── EXCERPTED RECORDS

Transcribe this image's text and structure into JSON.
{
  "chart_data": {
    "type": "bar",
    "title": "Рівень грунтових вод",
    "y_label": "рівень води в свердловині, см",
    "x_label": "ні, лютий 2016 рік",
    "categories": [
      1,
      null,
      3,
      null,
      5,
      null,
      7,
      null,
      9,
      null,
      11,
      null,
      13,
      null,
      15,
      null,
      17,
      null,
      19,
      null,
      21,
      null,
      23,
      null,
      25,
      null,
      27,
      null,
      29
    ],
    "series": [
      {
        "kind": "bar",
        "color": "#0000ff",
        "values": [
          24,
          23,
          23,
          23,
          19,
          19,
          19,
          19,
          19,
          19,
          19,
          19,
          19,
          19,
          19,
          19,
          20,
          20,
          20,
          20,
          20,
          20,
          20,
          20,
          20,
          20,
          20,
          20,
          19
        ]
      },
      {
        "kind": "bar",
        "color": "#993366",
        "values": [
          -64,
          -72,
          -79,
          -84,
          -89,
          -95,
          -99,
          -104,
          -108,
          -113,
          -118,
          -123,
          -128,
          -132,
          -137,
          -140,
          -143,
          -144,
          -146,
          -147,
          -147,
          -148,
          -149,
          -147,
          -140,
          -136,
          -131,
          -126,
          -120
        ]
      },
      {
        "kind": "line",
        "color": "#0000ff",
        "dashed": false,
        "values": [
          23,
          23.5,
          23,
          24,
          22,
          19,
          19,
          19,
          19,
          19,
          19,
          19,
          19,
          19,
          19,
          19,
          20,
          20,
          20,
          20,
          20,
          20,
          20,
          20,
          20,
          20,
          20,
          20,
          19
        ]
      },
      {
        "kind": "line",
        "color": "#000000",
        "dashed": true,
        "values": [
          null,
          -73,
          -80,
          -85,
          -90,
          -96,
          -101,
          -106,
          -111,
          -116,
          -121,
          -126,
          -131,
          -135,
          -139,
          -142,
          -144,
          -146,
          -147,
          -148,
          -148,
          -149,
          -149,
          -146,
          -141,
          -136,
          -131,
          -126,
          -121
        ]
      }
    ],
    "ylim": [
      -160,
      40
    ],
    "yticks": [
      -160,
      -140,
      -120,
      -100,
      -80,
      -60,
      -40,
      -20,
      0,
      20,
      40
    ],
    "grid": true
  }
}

────

▸ WORK REQUIRED
Would you copy out each line exactly as written?

▸ RESULT OF THE TASK
Transcribe this image's text and structure into JSON.
{
  "chart_data": {
    "type": "bar",
    "title": "Рівень грунтових вод",
    "y_label": "рівень води в свердловині, см",
    "x_label": "ні, лютий 2016 рік",
    "categories": [
      1,
      null,
      3,
      null,
      5,
      null,
      7,
      null,
      9,
      null,
      11,
      null,
      13,
      null,
      15,
      null,
      17,
      null,
      19,
      null,
      21,
      null,
      23,
      null,
      25,
      null,
      27,
      null,
      29
    ],
    "series": [
      {
        "kind": "bar",
        "color": "#0000ff",
        "values": [
          24,
          23,
          23,
          23,
          19,
          19,
          19,
          19,
          19,
          19,
          19,
          19,
          19,
          19,
          19,
          19,
          20,
          20,
          20,
          20,
          20,
          20,
          20,
          20,
          20,
          20,
          20,
          20,
          19
        ]
      },
      {
        "kind": "bar",
        "color": "#993366",
        "values": [
          -64,
          -72,
          -79,
          -84,
          -89,
          -95,
          -99,
          -104,
          -108,
          -113,
          -118,
          -123,
          -128,
          -132,
          -137,
          -140,
          -143,
          -144,
          -146,
          -147,
          -147,
          -148,
          -149,
          -147,
          -140,
          -136,
          -131,
          -126,
          -120
        ]
      },
      {
        "kind": "line",
        "color": "#0000ff",
        "dashed": false,
        "values": [
          23,
          23.5,
          23,
          24,
          22,
          19,
          19,
          19,
          19,
          19,
          19,
          19,
          19,
          19,
          19,
          19,
          20,
          20,
          20,
          20,
          20,
          20,
          20,
          20,
          20,
          20,
          20,
          20,
          19
        ]
      },
      {
        "kind": "line",
        "color": "#000000",
        "dashed": true,
        "values": [
          null,
          -73,
          -80,
          -85,
          -90,
          -96,
          -101,
          -106,
          -111,
          -116,
          -121,
          -126,
          -131,
          -135,
          -139,
          -142,
          -144,
          -146,
          -147,
          -148,
          -148,
          -149,
          -149,
          -146,
          -141,
          -136,
          -131,
          -126,
          -121
        ]
      }
    ],
    "ylim": [
      -160,
      40
    ],
    "yticks": [
      -160,
      -140,
      -120,
      -100,
      -80,
      -60,
      -40,
      -20,
      0,
      20,
      40
    ],
    "grid": true
  }
}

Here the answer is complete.